Given request>
No images are to be carried over; print all other material exactly as it stands.

[start of Supplied entries]

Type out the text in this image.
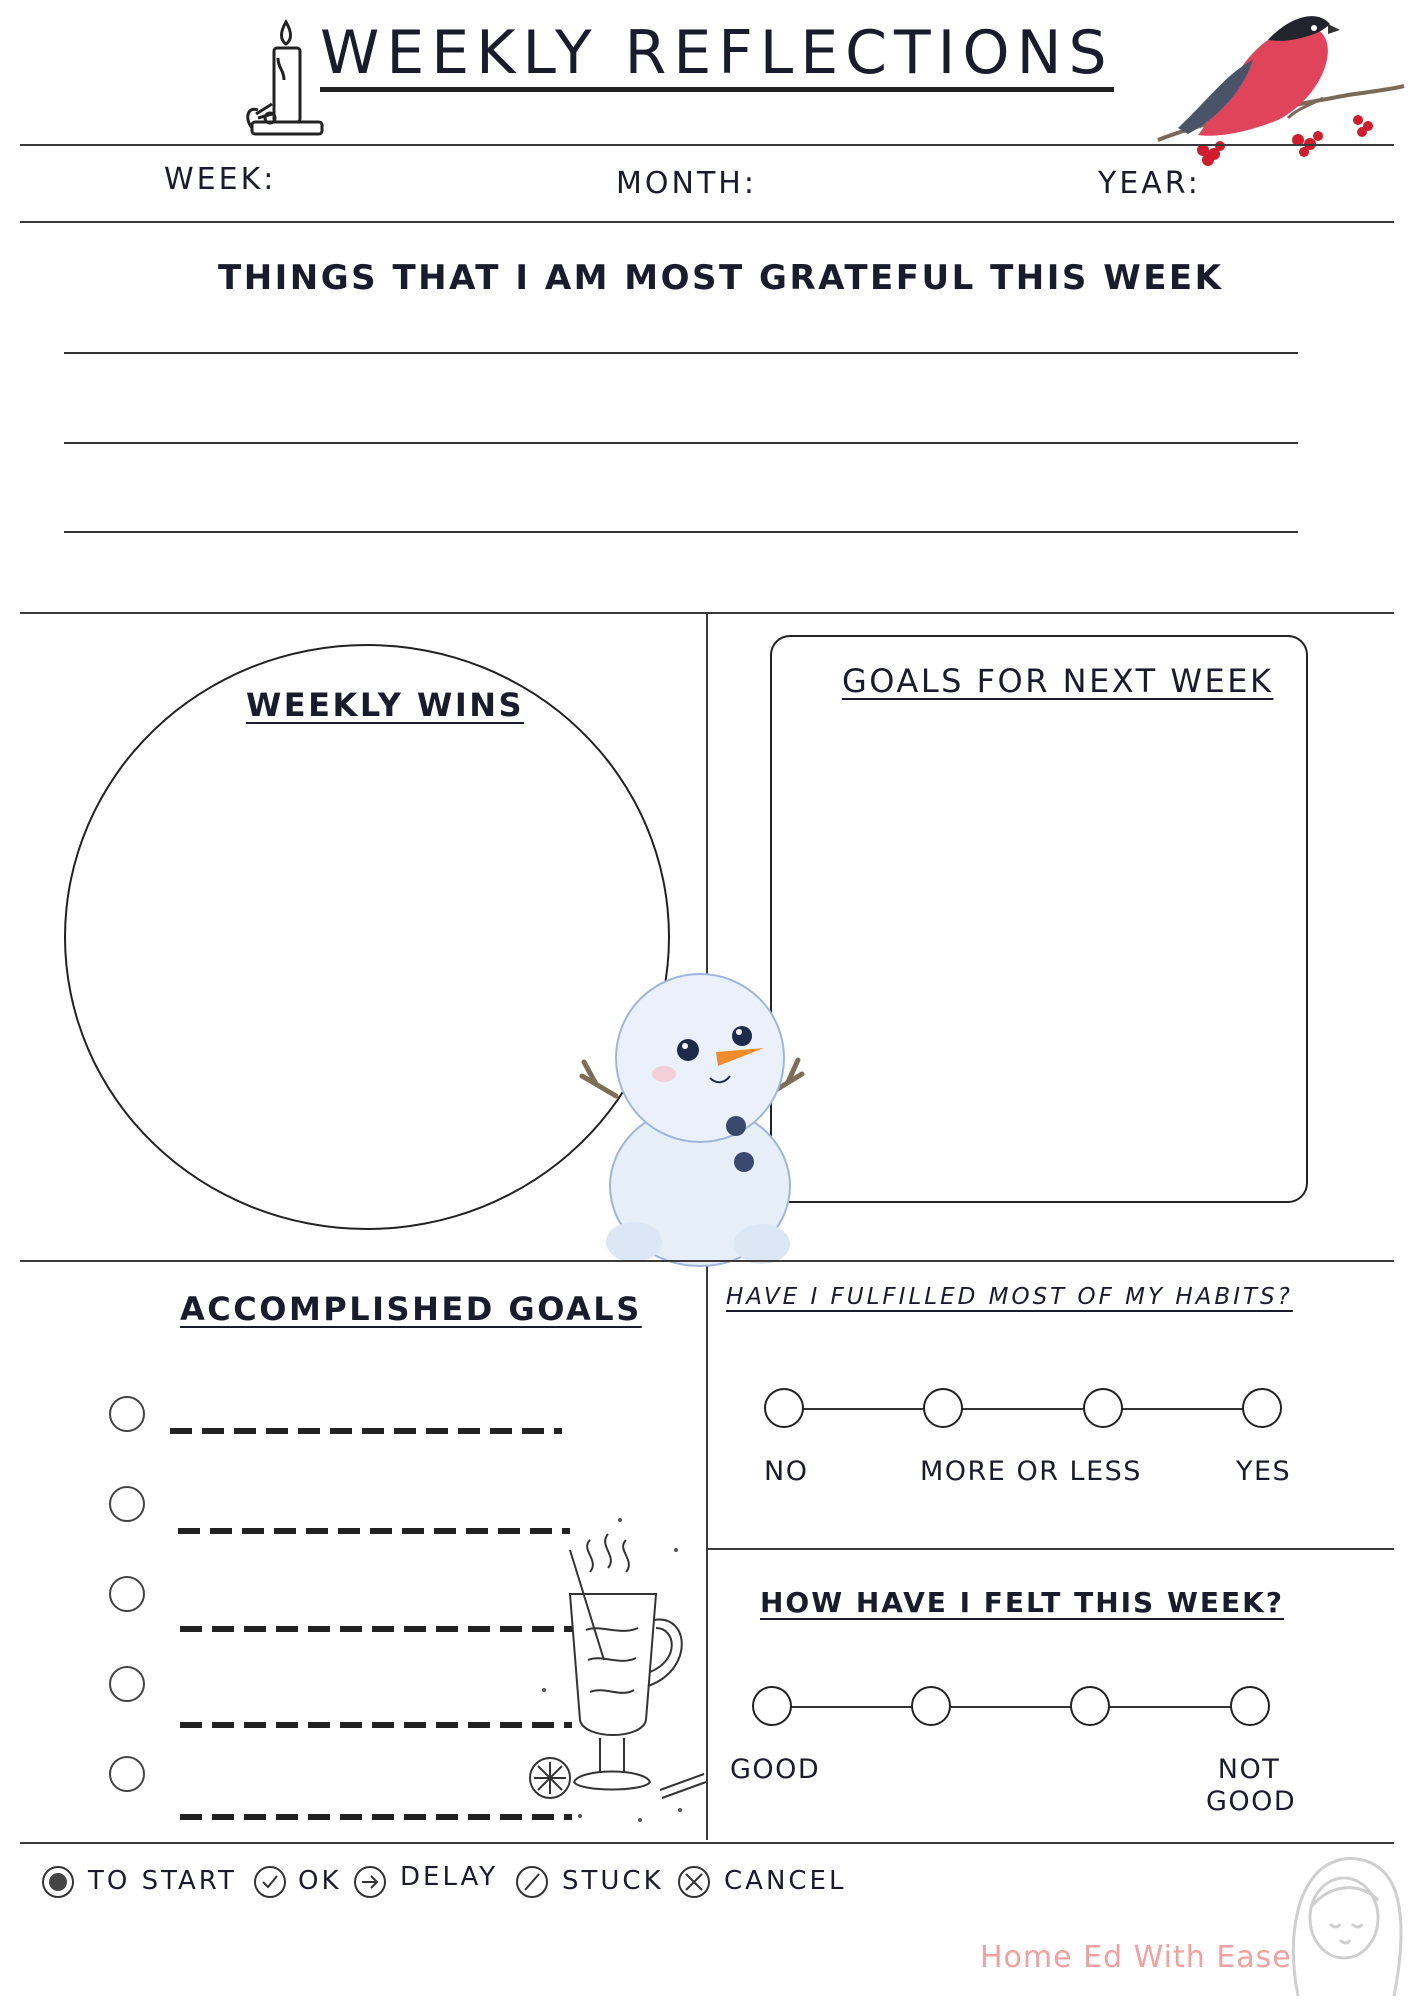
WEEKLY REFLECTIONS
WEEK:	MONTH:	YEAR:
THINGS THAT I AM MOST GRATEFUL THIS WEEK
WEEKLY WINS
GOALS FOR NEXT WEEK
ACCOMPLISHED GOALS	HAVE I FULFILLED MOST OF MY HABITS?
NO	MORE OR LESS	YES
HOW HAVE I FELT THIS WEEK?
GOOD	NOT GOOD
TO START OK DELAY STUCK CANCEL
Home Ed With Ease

[end of Supplied entries]

Final result>
Type out the text in this image.
WEEKLY REFLECTIONS
WEEK:	MONTH:	YEAR:
THINGS THAT I AM MOST GRATEFUL THIS WEEK
WEEKLY WINS
GOALS FOR NEXT WEEK
ACCOMPLISHED GOALS	HAVE I FULFILLED MOST OF MY HABITS?
NO	MORE OR LESS	YES
HOW HAVE I FELT THIS WEEK?
GOOD	NOT GOOD
TO START OK DELAY STUCK CANCEL
Home Ed With Ease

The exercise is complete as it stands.